Saved data entries:
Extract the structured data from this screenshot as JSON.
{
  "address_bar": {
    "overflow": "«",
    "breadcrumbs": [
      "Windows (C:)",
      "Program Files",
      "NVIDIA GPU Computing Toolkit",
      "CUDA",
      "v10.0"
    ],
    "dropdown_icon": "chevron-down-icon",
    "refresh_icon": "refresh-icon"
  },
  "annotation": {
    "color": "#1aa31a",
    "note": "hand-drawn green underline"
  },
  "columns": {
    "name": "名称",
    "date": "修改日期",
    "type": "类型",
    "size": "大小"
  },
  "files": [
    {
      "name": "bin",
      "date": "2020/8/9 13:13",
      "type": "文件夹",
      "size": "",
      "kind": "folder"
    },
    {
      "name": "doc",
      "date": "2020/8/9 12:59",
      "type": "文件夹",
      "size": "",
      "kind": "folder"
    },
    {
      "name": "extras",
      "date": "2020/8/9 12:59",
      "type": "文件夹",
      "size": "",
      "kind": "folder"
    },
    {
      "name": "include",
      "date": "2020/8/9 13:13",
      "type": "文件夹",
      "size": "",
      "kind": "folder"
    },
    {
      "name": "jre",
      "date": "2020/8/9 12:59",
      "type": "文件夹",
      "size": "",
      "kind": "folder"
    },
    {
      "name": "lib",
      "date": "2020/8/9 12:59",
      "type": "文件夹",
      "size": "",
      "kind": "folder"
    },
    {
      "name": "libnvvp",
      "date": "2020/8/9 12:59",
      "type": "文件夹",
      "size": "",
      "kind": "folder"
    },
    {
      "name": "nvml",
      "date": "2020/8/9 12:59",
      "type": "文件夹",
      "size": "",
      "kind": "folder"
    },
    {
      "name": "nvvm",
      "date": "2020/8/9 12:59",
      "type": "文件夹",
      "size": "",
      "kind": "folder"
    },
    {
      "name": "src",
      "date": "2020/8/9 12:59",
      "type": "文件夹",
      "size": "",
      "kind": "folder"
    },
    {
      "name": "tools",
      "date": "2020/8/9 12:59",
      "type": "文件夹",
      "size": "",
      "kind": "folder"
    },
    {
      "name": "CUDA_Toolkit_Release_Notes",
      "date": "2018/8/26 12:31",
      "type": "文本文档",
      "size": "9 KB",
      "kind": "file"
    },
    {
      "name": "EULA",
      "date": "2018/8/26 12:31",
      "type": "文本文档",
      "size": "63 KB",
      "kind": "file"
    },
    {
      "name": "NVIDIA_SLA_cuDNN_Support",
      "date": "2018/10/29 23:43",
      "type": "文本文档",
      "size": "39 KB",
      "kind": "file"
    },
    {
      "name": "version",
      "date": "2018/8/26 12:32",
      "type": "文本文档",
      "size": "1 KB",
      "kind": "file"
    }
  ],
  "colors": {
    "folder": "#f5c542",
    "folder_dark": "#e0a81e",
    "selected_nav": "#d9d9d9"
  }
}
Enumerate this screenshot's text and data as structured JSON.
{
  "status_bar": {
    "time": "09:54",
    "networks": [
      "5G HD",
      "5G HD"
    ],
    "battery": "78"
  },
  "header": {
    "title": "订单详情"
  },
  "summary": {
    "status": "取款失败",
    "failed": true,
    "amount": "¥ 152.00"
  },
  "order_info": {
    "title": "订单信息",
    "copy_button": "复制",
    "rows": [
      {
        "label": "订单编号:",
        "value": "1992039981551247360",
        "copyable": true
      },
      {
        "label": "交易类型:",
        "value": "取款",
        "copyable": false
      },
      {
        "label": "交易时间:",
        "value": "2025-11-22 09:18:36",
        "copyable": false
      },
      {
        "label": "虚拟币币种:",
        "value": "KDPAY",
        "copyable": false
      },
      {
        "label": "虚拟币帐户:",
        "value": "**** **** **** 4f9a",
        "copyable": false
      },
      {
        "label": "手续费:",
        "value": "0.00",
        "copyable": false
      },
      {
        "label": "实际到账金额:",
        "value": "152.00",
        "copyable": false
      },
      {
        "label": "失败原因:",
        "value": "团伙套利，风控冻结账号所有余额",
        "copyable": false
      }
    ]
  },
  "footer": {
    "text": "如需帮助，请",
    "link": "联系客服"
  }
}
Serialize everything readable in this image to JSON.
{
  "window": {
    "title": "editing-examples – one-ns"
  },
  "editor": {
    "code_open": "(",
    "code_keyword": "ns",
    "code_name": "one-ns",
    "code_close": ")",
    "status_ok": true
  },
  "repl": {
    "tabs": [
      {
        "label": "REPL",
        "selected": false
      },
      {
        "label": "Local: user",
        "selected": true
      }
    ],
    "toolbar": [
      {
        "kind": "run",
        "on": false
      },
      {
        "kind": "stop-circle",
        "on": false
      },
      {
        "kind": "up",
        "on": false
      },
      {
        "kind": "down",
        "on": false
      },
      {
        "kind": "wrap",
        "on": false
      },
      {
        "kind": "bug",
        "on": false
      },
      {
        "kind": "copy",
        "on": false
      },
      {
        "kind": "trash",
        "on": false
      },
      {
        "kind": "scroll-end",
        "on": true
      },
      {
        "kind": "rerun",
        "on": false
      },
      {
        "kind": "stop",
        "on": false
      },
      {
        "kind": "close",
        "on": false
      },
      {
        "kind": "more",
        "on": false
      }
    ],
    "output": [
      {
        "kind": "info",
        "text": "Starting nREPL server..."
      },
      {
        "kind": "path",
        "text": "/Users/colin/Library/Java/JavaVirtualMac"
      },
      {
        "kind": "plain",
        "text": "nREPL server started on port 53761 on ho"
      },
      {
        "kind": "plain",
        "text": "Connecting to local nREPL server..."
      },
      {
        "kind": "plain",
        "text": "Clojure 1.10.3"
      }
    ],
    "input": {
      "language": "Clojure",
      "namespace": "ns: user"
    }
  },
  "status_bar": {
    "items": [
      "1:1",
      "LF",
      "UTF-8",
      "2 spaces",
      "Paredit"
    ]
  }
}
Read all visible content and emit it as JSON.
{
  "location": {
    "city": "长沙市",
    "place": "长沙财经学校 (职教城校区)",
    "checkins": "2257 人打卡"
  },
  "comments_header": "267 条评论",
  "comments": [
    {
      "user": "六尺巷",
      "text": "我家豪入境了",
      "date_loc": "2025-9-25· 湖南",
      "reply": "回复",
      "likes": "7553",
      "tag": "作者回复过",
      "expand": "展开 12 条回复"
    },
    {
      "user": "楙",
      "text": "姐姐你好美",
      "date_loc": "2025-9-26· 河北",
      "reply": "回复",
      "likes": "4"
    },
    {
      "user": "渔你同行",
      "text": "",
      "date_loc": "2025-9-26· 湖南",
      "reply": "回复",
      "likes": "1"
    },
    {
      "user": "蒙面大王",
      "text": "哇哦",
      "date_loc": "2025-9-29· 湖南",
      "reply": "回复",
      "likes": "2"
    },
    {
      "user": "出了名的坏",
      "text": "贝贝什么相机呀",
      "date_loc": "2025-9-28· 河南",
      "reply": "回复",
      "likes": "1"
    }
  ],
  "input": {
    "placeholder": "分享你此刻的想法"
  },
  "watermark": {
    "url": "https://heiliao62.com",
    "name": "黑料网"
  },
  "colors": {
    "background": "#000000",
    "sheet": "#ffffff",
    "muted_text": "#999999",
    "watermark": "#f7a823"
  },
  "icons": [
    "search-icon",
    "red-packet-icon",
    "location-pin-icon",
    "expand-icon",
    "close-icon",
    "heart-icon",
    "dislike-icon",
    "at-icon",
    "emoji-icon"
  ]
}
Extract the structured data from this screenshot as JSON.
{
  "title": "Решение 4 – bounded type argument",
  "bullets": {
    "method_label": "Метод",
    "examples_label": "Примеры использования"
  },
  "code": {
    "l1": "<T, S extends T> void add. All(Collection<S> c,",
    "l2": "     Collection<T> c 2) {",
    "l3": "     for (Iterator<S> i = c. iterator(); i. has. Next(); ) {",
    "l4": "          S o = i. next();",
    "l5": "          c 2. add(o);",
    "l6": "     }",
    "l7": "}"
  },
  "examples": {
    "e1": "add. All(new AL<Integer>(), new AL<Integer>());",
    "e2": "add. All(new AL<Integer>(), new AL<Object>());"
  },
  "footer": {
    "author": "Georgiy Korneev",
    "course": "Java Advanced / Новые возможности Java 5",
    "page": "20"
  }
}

# Problem
Find the word "likes" and list each line it appears in.

# Output of the task
      "likes": "7553",
      "likes": "4"
      "likes": "1"
      "likes": "2"
      "likes": "1"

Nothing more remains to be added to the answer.